* START Extracted entries *
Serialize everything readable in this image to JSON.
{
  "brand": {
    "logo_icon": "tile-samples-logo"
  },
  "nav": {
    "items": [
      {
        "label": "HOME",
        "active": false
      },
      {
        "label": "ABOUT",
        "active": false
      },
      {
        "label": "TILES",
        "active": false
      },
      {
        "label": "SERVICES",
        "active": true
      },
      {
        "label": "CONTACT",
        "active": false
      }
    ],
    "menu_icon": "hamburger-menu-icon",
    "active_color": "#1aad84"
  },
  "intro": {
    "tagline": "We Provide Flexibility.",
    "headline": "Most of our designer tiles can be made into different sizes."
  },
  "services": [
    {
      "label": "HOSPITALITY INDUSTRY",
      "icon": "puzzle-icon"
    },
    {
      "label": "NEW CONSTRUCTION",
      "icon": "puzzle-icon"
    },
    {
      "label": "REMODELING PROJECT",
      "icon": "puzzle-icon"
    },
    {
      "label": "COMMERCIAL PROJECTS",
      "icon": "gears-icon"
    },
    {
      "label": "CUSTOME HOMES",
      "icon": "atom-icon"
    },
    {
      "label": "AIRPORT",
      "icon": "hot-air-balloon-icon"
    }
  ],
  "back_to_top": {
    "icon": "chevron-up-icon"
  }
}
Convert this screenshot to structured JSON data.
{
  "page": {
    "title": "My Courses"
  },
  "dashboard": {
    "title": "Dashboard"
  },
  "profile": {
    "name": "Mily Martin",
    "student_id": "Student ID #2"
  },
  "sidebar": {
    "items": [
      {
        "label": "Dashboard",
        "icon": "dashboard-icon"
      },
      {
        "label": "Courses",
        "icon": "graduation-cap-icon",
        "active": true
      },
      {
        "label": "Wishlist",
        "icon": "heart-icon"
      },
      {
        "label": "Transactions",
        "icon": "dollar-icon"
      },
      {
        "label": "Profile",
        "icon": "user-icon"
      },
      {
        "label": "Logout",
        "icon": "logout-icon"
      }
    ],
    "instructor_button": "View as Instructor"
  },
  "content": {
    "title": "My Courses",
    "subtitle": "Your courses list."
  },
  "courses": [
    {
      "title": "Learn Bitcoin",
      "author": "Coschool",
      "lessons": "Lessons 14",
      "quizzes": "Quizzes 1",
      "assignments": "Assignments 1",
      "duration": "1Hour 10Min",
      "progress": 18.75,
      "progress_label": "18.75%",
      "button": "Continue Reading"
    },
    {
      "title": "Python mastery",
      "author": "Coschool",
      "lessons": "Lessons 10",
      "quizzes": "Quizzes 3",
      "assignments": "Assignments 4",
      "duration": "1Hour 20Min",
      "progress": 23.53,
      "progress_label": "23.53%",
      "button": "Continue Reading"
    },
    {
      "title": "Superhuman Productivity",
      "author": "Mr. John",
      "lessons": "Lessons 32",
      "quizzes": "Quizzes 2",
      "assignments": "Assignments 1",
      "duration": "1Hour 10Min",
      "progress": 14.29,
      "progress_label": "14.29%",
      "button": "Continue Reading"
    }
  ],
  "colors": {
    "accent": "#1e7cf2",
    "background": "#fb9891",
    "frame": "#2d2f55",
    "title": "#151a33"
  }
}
* END Extracted entries *
Give the records above again, word for word.

● Solution to this task
Serialize everything readable in this image to JSON.
{
  "brand": {
    "logo_icon": "tile-samples-logo"
  },
  "nav": {
    "items": [
      {
        "label": "HOME",
        "active": false
      },
      {
        "label": "ABOUT",
        "active": false
      },
      {
        "label": "TILES",
        "active": false
      },
      {
        "label": "SERVICES",
        "active": true
      },
      {
        "label": "CONTACT",
        "active": false
      }
    ],
    "menu_icon": "hamburger-menu-icon",
    "active_color": "#1aad84"
  },
  "intro": {
    "tagline": "We Provide Flexibility.",
    "headline": "Most of our designer tiles can be made into different sizes."
  },
  "services": [
    {
      "label": "HOSPITALITY INDUSTRY",
      "icon": "puzzle-icon"
    },
    {
      "label": "NEW CONSTRUCTION",
      "icon": "puzzle-icon"
    },
    {
      "label": "REMODELING PROJECT",
      "icon": "puzzle-icon"
    },
    {
      "label": "COMMERCIAL PROJECTS",
      "icon": "gears-icon"
    },
    {
      "label": "CUSTOME HOMES",
      "icon": "atom-icon"
    },
    {
      "label": "AIRPORT",
      "icon": "hot-air-balloon-icon"
    }
  ],
  "back_to_top": {
    "icon": "chevron-up-icon"
  }
}
Convert this screenshot to structured JSON data.
{
  "page": {
    "title": "My Courses"
  },
  "dashboard": {
    "title": "Dashboard"
  },
  "profile": {
    "name": "Mily Martin",
    "student_id": "Student ID #2"
  },
  "sidebar": {
    "items": [
      {
        "label": "Dashboard",
        "icon": "dashboard-icon"
      },
      {
        "label": "Courses",
        "icon": "graduation-cap-icon",
        "active": true
      },
      {
        "label": "Wishlist",
        "icon": "heart-icon"
      },
      {
        "label": "Transactions",
        "icon": "dollar-icon"
      },
      {
        "label": "Profile",
        "icon": "user-icon"
      },
      {
        "label": "Logout",
        "icon": "logout-icon"
      }
    ],
    "instructor_button": "View as Instructor"
  },
  "content": {
    "title": "My Courses",
    "subtitle": "Your courses list."
  },
  "courses": [
    {
      "title": "Learn Bitcoin",
      "author": "Coschool",
      "lessons": "Lessons 14",
      "quizzes": "Quizzes 1",
      "assignments": "Assignments 1",
      "duration": "1Hour 10Min",
      "progress": 18.75,
      "progress_label": "18.75%",
      "button": "Continue Reading"
    },
    {
      "title": "Python mastery",
      "author": "Coschool",
      "lessons": "Lessons 10",
      "quizzes": "Quizzes 3",
      "assignments": "Assignments 4",
      "duration": "1Hour 20Min",
      "progress": 23.53,
      "progress_label": "23.53%",
      "button": "Continue Reading"
    },
    {
      "title": "Superhuman Productivity",
      "author": "Mr. John",
      "lessons": "Lessons 32",
      "quizzes": "Quizzes 2",
      "assignments": "Assignments 1",
      "duration": "1Hour 10Min",
      "progress": 14.29,
      "progress_label": "14.29%",
      "button": "Continue Reading"
    }
  ],
  "colors": {
    "accent": "#1e7cf2",
    "background": "#fb9891",
    "frame": "#2d2f55",
    "title": "#151a33"
  }
}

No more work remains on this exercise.